* CHALLENGE: Return nothing but the lines from the line with "Transcribe the text in this document." through the last line of the entries that follow, copied exactly and free of pictures.

[Records contained in a dataset]
┏━━

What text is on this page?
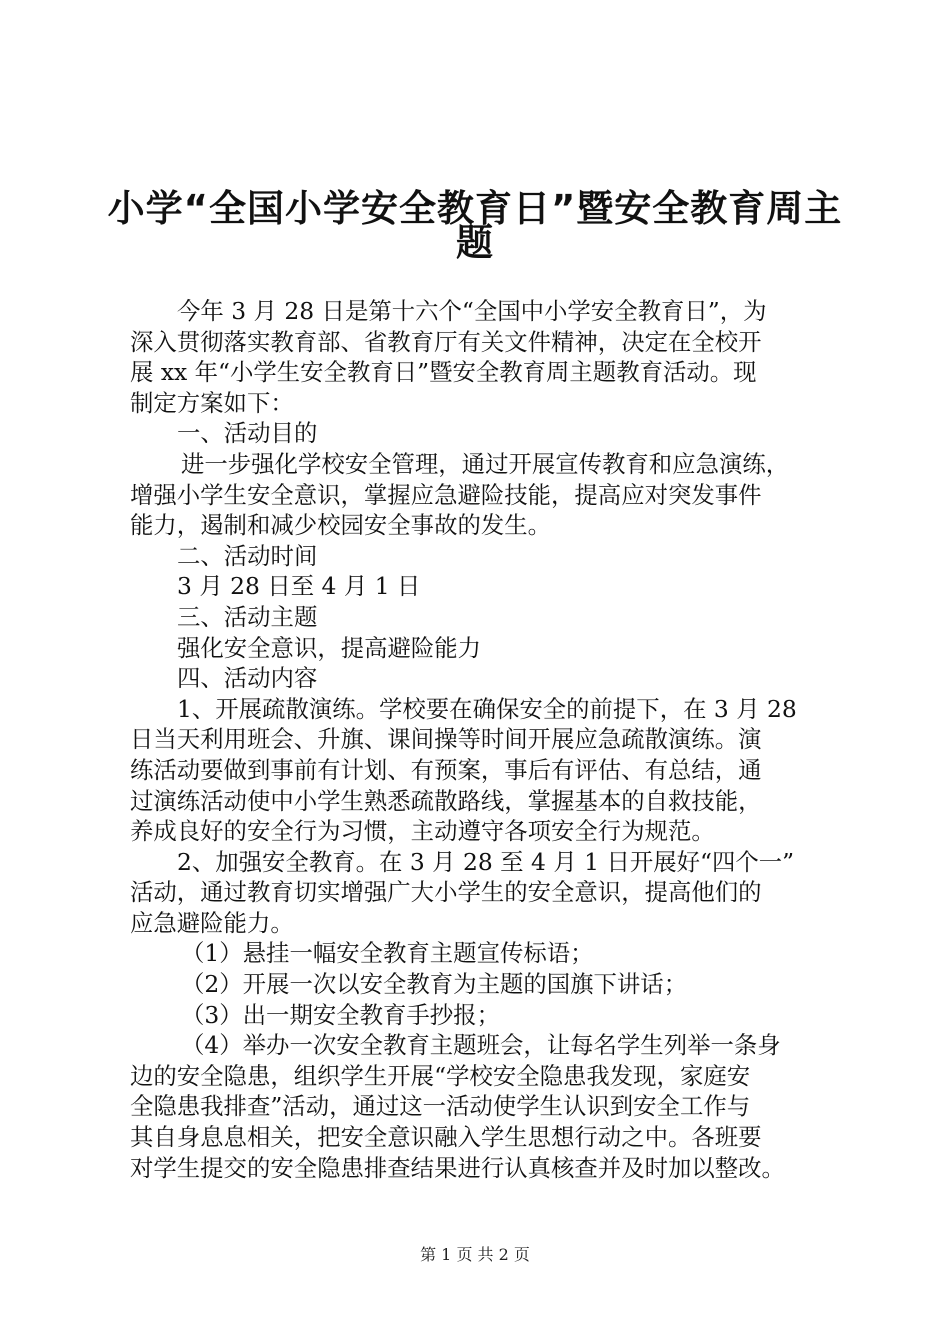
小学“全国小学安全教育日”暨安全教育周主
题
今年 3 月 28 日是第十六个“全国中小学安全教育日”，为
深入贯彻落实教育部、省教育厅有关文件精神，决定在全校开
展 xx 年“小学生安全教育日”暨安全教育周主题教育活动。现
制定方案如下：
一、活动目的
进一步强化学校安全管理，通过开展宣传教育和应急演练，
增强小学生安全意识，掌握应急避险技能，提高应对突发事件
能力，遏制和减少校园安全事故的发生。
二、活动时间
3 月 28 日至 4 月 1 日
三、活动主题
强化安全意识，提高避险能力
四、活动内容
1、开展疏散演练。学校要在确保安全的前提下，在 3 月 28
日当天利用班会、升旗、课间操等时间开展应急疏散演练。演
练活动要做到事前有计划、有预案，事后有评估、有总结，通
过演练活动使中小学生熟悉疏散路线，掌握基本的自救技能，
养成良好的安全行为习惯，主动遵守各项安全行为规范。
2、加强安全教育。在 3 月 28 至 4 月 1 日开展好“四个一”
活动，通过教育切实增强广大小学生的安全意识，提高他们的
应急避险能力。
（1）悬挂一幅安全教育主题宣传标语；
（2）开展一次以安全教育为主题的国旗下讲话；
（3）出一期安全教育手抄报；
（4）举办一次安全教育主题班会，让每名学生列举一条身
边的安全隐患，组织学生开展“学校安全隐患我发现，家庭安
全隐患我排查”活动，通过这一活动使学生认识到安全工作与
其自身息息相关，把安全意识融入学生思想行动之中。各班要
对学生提交的安全隐患排查结果进行认真核查并及时加以整改。
第 1 页 共 2 页
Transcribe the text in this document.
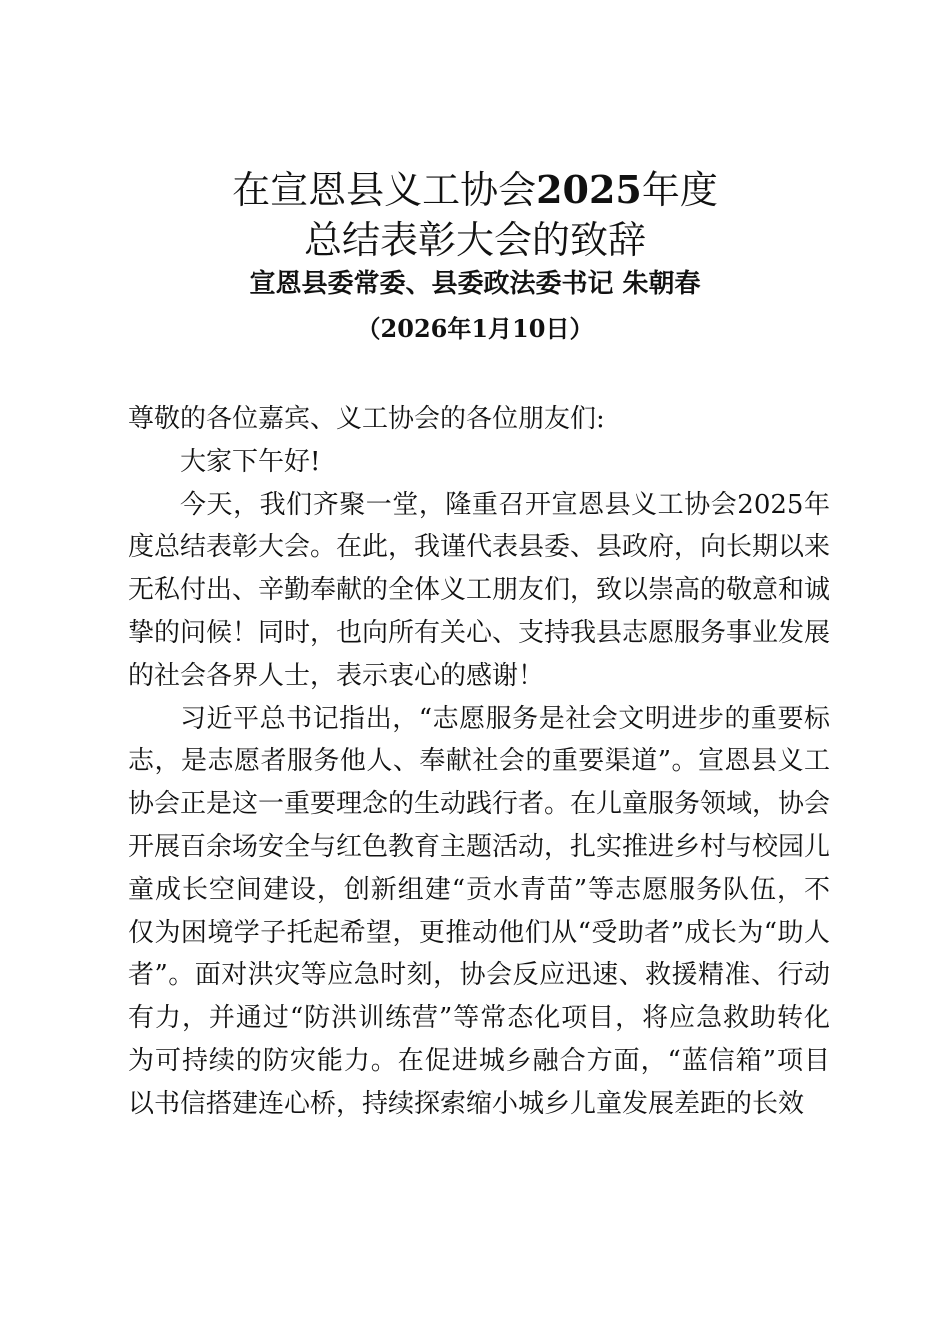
在宣恩县义工协会2025年度
总结表彰大会的致辞
宣恩县委常委、县委政法委书记 朱朝春
（2026年1月10日）

尊敬的各位嘉宾、义工协会的各位朋友们:

大家下午好!

今天，我们齐聚一堂，隆重召开宣恩县义工协会2025年度总结表彰大会。在此，我谨代表县委、县政府，向长期以来无私付出、辛勤奉献的全体义工朋友们，致以崇高的敬意和诚挚的问候！同时，也向所有关心、支持我县志愿服务事业发展的社会各界人士，表示衷心的感谢！

习近平总书记指出，“志愿服务是社会文明进步的重要标志，是志愿者服务他人、奉献社会的重要渠道”。宣恩县义工协会正是这一重要理念的生动践行者。在儿童服务领域，协会开展百余场安全与红色教育主题活动，扎实推进乡村与校园儿童成长空间建设，创新组建“贡水青苗”等志愿服务队伍，不仅为困境学子托起希望，更推动他们从“受助者”成长为“助人者”。面对洪灾等应急时刻，协会反应迅速、救援精准、行动有力，并通过“防洪训练营”等常态化项目，将应急救助转化为可持续的防灾能力。在促进城乡融合方面，“蓝信箱”项目以书信搭建连心桥，持续探索缩小城乡儿童发展差距的长效
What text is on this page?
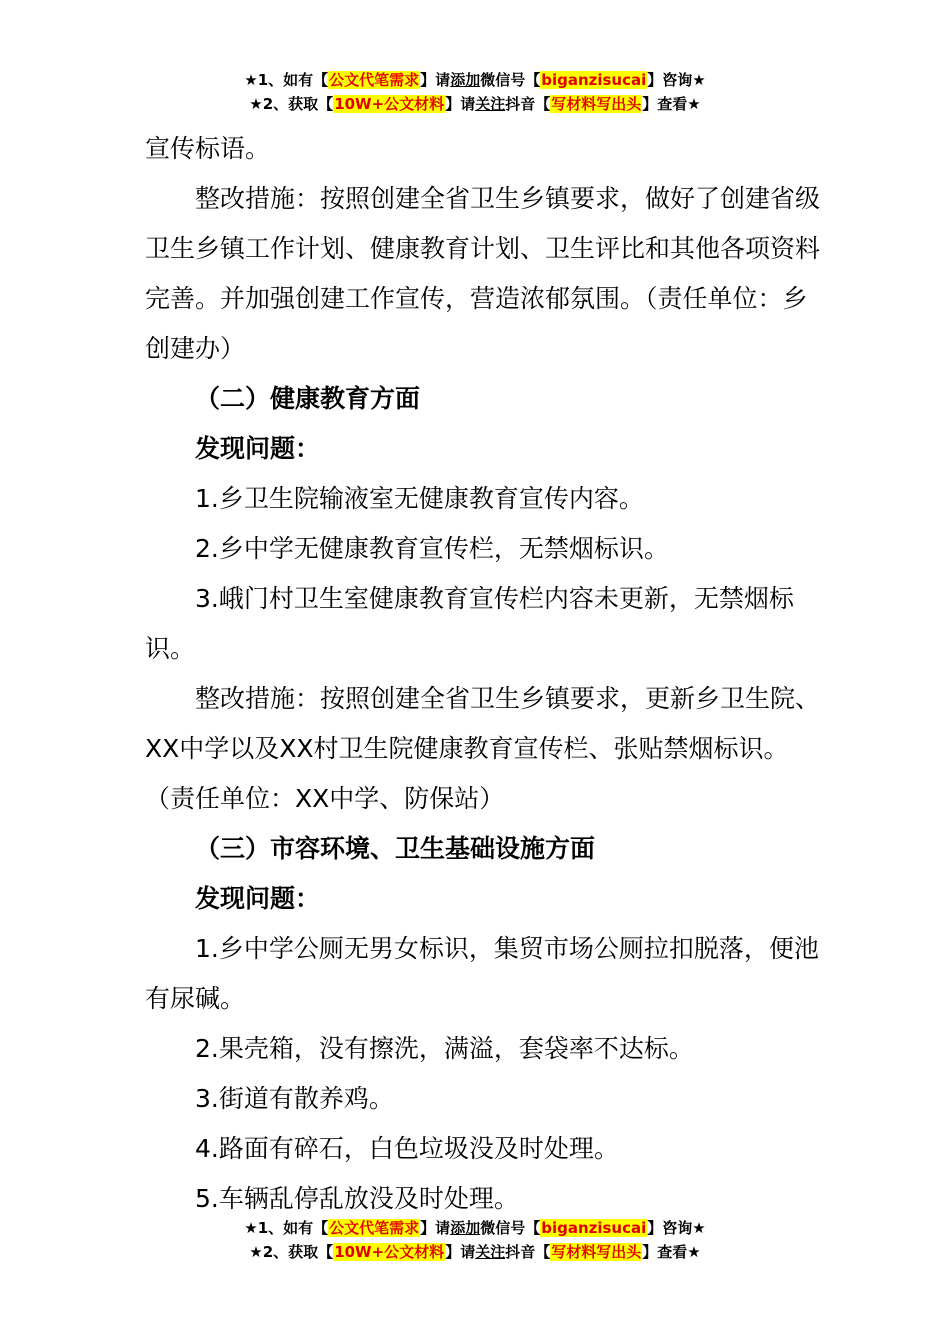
★1、如有【公文代笔需求】请添加微信号【biganzisucai】咨询★
★2、获取【10W+公文材料】请关注抖音【写材料写出头】查看★

宣传标语。

整改措施：按照创建全省卫生乡镇要求，做好了创建省级卫生乡镇工作计划、健康教育计划、卫生评比和其他各项资料完善。并加强创建工作宣传，营造浓郁氛围。（责任单位：乡创建办）

（二）健康教育方面

发现问题：

1.乡卫生院输液室无健康教育宣传内容。

2.乡中学无健康教育宣传栏，无禁烟标识。

3.峨门村卫生室健康教育宣传栏内容未更新，无禁烟标识。

整改措施：按照创建全省卫生乡镇要求，更新乡卫生院、XX中学以及XX村卫生院健康教育宣传栏、张贴禁烟标识。（责任单位：XX中学、防保站）

（三）市容环境、卫生基础设施方面

发现问题：

1.乡中学公厕无男女标识，集贸市场公厕拉扣脱落，便池有尿碱。

2.果壳箱，没有擦洗，满溢，套袋率不达标。

3.街道有散养鸡。

4.路面有碎石，白色垃圾没及时处理。

5.车辆乱停乱放没及时处理。

★1、如有【公文代笔需求】请添加微信号【biganzisucai】咨询★
★2、获取【10W+公文材料】请关注抖音【写材料写出头】查看★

┗━━

* TASK RESULT:
Transcribe the text in this document.
在宣恩县义工协会2025年度
总结表彰大会的致辞
宣恩县委常委、县委政法委书记 朱朝春
（2026年1月10日）

尊敬的各位嘉宾、义工协会的各位朋友们:

大家下午好!

今天，我们齐聚一堂，隆重召开宣恩县义工协会2025年度总结表彰大会。在此，我谨代表县委、县政府，向长期以来无私付出、辛勤奉献的全体义工朋友们，致以崇高的敬意和诚挚的问候！同时，也向所有关心、支持我县志愿服务事业发展的社会各界人士，表示衷心的感谢！

习近平总书记指出，“志愿服务是社会文明进步的重要标志，是志愿者服务他人、奉献社会的重要渠道”。宣恩县义工协会正是这一重要理念的生动践行者。在儿童服务领域，协会开展百余场安全与红色教育主题活动，扎实推进乡村与校园儿童成长空间建设，创新组建“贡水青苗”等志愿服务队伍，不仅为困境学子托起希望，更推动他们从“受助者”成长为“助人者”。面对洪灾等应急时刻，协会反应迅速、救援精准、行动有力，并通过“防洪训练营”等常态化项目，将应急救助转化为可持续的防灾能力。在促进城乡融合方面，“蓝信箱”项目以书信搭建连心桥，持续探索缩小城乡儿童发展差距的长效
What text is on this page?
★1、如有【公文代笔需求】请添加微信号【biganzisucai】咨询★
★2、获取【10W+公文材料】请关注抖音【写材料写出头】查看★

宣传标语。

整改措施：按照创建全省卫生乡镇要求，做好了创建省级卫生乡镇工作计划、健康教育计划、卫生评比和其他各项资料完善。并加强创建工作宣传，营造浓郁氛围。（责任单位：乡创建办）

（二）健康教育方面

发现问题：

1.乡卫生院输液室无健康教育宣传内容。

2.乡中学无健康教育宣传栏，无禁烟标识。

3.峨门村卫生室健康教育宣传栏内容未更新，无禁烟标识。

整改措施：按照创建全省卫生乡镇要求，更新乡卫生院、XX中学以及XX村卫生院健康教育宣传栏、张贴禁烟标识。（责任单位：XX中学、防保站）

（三）市容环境、卫生基础设施方面

发现问题：

1.乡中学公厕无男女标识，集贸市场公厕拉扣脱落，便池有尿碱。

2.果壳箱，没有擦洗，满溢，套袋率不达标。

3.街道有散养鸡。

4.路面有碎石，白色垃圾没及时处理。

5.车辆乱停乱放没及时处理。

★1、如有【公文代笔需求】请添加微信号【biganzisucai】咨询★
★2、获取【10W+公文材料】请关注抖音【写材料写出头】查看★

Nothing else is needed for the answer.